#### Task requirements
Locate every line below that contains the word "коммуникаций" and copy it.

** Start of Data in this exercise **

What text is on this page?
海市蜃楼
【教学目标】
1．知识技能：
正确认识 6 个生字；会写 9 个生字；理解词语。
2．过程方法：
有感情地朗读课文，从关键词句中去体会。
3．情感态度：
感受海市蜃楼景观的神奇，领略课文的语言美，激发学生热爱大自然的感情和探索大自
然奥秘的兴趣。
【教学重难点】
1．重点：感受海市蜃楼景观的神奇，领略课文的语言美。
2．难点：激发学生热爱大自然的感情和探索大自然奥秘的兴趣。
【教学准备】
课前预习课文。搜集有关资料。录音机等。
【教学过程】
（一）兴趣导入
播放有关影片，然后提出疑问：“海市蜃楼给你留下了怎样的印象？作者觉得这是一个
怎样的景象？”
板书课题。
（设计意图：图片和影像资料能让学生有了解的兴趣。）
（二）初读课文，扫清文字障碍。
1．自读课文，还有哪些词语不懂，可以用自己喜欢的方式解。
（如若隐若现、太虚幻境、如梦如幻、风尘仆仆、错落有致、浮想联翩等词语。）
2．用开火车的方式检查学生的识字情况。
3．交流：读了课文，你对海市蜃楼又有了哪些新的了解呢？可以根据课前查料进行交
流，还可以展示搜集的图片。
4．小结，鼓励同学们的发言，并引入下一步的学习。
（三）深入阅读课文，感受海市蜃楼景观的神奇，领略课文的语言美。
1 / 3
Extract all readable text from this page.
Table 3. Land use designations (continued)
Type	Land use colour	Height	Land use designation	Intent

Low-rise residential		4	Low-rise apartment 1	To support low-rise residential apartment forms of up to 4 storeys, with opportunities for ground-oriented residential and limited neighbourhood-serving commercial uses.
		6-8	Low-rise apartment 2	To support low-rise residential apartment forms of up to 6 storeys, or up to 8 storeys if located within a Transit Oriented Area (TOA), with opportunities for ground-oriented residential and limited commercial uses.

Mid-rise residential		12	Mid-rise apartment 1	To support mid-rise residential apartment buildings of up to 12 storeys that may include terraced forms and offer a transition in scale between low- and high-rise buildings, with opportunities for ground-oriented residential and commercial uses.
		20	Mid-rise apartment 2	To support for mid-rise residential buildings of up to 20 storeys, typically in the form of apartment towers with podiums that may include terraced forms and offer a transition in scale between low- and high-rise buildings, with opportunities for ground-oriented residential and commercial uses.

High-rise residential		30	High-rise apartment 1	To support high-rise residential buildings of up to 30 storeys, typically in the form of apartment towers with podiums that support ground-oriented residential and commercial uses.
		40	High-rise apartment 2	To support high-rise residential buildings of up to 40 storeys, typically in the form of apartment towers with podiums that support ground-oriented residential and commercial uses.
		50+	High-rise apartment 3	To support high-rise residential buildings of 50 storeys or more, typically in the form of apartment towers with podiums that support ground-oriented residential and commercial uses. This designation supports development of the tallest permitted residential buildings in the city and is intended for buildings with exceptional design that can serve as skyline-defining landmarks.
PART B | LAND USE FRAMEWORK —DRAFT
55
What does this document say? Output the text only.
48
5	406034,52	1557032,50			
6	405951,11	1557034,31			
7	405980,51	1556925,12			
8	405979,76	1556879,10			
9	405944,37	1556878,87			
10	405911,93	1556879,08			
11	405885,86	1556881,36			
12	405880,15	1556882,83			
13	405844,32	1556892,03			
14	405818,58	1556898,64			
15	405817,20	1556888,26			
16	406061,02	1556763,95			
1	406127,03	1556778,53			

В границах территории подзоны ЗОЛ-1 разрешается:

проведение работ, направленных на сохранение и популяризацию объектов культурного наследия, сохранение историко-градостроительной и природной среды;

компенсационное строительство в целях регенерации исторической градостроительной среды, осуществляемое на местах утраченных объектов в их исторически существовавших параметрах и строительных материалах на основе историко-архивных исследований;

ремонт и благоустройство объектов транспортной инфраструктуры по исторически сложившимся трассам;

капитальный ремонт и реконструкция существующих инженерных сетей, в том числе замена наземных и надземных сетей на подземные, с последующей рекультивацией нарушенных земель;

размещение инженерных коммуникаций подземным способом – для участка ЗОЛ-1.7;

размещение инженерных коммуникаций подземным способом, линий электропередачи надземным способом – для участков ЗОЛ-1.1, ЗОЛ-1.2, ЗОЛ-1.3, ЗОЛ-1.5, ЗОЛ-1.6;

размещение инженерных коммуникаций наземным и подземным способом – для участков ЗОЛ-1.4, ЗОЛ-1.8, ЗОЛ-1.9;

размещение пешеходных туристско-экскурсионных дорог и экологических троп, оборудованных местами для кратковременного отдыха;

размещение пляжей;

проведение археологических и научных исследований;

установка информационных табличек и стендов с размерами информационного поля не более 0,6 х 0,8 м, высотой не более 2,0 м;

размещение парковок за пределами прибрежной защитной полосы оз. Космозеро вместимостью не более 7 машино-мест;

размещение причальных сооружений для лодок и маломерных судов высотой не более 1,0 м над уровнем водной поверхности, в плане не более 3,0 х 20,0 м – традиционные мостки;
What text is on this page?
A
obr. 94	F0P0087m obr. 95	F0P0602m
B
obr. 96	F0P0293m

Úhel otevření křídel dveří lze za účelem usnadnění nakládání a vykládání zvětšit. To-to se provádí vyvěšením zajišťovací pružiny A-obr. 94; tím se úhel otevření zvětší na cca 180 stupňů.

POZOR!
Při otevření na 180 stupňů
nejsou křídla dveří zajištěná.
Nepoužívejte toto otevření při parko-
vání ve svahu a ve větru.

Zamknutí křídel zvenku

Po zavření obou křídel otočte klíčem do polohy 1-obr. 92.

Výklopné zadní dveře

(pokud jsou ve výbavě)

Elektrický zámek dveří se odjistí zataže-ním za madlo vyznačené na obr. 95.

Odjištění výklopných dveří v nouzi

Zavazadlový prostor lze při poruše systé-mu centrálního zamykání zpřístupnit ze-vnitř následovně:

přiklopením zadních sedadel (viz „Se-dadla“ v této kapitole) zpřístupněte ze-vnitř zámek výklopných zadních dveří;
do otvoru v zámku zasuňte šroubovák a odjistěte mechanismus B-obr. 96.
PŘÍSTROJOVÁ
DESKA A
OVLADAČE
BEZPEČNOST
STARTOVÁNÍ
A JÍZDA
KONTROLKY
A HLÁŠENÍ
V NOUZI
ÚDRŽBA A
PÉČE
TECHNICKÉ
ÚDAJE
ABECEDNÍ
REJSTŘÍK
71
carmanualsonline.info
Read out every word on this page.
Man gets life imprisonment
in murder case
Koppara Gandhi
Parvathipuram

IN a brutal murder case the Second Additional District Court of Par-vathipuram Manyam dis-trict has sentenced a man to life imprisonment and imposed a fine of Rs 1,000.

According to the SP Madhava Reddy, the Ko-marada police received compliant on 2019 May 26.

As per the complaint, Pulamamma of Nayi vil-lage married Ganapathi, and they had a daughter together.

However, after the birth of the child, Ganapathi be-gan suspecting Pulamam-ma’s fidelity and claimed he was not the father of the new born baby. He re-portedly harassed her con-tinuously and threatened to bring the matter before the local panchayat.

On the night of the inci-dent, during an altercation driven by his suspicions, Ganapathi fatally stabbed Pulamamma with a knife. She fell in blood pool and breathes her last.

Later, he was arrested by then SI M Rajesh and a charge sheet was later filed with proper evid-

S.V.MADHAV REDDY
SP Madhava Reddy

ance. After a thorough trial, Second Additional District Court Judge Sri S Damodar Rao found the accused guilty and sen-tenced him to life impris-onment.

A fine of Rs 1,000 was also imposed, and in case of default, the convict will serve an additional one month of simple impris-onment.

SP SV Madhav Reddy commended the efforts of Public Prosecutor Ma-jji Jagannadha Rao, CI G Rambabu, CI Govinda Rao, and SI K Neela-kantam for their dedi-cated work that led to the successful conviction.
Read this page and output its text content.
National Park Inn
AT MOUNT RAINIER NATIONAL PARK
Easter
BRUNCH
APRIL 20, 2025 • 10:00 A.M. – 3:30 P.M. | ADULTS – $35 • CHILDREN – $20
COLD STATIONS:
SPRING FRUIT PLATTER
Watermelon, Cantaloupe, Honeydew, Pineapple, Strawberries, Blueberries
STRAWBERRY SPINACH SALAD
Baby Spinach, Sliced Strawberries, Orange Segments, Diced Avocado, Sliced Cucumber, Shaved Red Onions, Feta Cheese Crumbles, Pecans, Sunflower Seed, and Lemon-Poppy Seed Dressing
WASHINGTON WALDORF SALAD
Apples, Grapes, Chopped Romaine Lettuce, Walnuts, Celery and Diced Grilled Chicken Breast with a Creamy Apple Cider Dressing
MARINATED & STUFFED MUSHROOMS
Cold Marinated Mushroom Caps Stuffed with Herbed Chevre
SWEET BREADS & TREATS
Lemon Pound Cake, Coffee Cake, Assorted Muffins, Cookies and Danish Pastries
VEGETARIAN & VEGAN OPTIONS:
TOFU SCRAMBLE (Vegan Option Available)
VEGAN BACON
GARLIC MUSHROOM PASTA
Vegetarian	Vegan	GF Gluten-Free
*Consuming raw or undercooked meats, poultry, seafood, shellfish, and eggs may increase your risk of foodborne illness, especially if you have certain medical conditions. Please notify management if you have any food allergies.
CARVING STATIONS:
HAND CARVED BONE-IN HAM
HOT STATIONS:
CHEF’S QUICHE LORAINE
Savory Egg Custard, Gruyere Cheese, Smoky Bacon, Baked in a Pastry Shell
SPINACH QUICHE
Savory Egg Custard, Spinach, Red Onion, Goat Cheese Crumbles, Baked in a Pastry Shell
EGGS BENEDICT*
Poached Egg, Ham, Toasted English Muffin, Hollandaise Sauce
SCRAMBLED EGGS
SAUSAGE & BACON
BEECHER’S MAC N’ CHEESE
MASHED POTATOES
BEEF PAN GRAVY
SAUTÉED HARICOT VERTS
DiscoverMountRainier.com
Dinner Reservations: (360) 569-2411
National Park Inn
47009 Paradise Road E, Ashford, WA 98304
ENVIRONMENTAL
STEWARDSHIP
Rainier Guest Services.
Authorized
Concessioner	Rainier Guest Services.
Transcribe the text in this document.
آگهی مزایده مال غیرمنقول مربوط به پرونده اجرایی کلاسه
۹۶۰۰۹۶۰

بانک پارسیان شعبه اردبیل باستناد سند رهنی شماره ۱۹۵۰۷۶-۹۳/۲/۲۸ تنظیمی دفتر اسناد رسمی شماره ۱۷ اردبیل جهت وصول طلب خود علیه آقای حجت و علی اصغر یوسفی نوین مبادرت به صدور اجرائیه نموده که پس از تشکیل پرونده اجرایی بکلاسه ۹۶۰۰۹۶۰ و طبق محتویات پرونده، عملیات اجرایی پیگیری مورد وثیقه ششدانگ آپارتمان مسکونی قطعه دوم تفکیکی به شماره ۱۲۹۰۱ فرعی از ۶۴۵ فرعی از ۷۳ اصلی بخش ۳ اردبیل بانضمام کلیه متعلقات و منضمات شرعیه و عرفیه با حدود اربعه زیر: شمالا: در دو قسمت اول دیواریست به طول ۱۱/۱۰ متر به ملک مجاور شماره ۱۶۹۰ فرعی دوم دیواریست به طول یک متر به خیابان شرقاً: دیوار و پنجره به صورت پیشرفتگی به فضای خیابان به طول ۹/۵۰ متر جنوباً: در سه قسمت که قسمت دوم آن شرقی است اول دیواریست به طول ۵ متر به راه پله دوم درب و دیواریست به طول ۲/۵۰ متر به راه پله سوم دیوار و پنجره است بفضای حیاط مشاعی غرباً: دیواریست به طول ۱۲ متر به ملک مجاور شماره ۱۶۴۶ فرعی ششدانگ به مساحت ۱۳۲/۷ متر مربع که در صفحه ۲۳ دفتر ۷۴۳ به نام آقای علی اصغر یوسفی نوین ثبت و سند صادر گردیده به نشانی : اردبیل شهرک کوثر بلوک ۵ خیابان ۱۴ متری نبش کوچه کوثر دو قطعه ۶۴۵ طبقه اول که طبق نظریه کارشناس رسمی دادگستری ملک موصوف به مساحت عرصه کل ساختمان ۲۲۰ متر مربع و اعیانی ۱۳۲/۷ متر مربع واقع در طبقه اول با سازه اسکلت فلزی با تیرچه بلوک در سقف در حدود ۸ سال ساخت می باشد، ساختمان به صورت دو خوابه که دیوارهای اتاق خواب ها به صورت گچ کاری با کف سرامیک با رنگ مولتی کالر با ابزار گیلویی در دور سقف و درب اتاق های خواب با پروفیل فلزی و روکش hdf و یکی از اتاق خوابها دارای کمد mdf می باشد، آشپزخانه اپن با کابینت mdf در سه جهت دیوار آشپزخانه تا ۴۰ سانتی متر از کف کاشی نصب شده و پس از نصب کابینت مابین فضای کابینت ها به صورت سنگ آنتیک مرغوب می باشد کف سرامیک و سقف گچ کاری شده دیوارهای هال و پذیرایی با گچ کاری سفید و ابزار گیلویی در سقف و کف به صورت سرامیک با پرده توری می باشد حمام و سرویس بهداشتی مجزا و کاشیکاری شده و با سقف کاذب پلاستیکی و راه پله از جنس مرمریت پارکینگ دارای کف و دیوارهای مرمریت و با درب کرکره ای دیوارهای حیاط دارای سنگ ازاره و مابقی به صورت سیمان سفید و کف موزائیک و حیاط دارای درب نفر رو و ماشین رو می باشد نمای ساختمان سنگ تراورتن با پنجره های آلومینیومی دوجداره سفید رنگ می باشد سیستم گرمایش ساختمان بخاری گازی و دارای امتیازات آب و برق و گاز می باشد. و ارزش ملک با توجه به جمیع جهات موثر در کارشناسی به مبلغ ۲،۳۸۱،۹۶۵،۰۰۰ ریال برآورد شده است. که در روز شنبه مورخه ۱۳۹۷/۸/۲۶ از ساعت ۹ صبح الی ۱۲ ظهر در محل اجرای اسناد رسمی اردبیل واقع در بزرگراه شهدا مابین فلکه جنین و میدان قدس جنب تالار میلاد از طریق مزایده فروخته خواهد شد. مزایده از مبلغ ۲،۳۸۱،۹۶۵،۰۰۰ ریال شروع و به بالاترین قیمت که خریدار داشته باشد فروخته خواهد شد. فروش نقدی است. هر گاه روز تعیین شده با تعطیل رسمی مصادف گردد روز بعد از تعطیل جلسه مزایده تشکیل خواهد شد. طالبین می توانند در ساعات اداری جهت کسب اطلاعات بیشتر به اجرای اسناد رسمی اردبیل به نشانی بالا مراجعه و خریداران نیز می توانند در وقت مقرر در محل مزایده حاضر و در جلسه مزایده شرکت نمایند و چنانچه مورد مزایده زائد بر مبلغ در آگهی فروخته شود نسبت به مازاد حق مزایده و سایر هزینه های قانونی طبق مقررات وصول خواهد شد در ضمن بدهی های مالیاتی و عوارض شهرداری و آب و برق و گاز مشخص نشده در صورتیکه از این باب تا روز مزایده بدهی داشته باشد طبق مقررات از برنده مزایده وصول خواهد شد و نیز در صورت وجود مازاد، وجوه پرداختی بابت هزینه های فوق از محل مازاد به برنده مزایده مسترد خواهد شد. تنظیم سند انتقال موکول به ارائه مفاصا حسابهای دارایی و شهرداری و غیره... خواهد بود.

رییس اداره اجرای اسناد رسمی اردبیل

** End of Data in this exercise **

#### Output of the exercise
размещение инженерных коммуникаций подземным способом – для участка ЗОЛ-1.7;
размещение инженерных коммуникаций подземным способом, линий электропередачи надземным способом – для участков ЗОЛ-1.1, ЗОЛ-1.2, ЗОЛ-1.3, ЗОЛ-1.5, ЗОЛ-1.6;
размещение инженерных коммуникаций наземным и подземным способом – для участков ЗОЛ-1.4, ЗОЛ-1.8, ЗОЛ-1.9;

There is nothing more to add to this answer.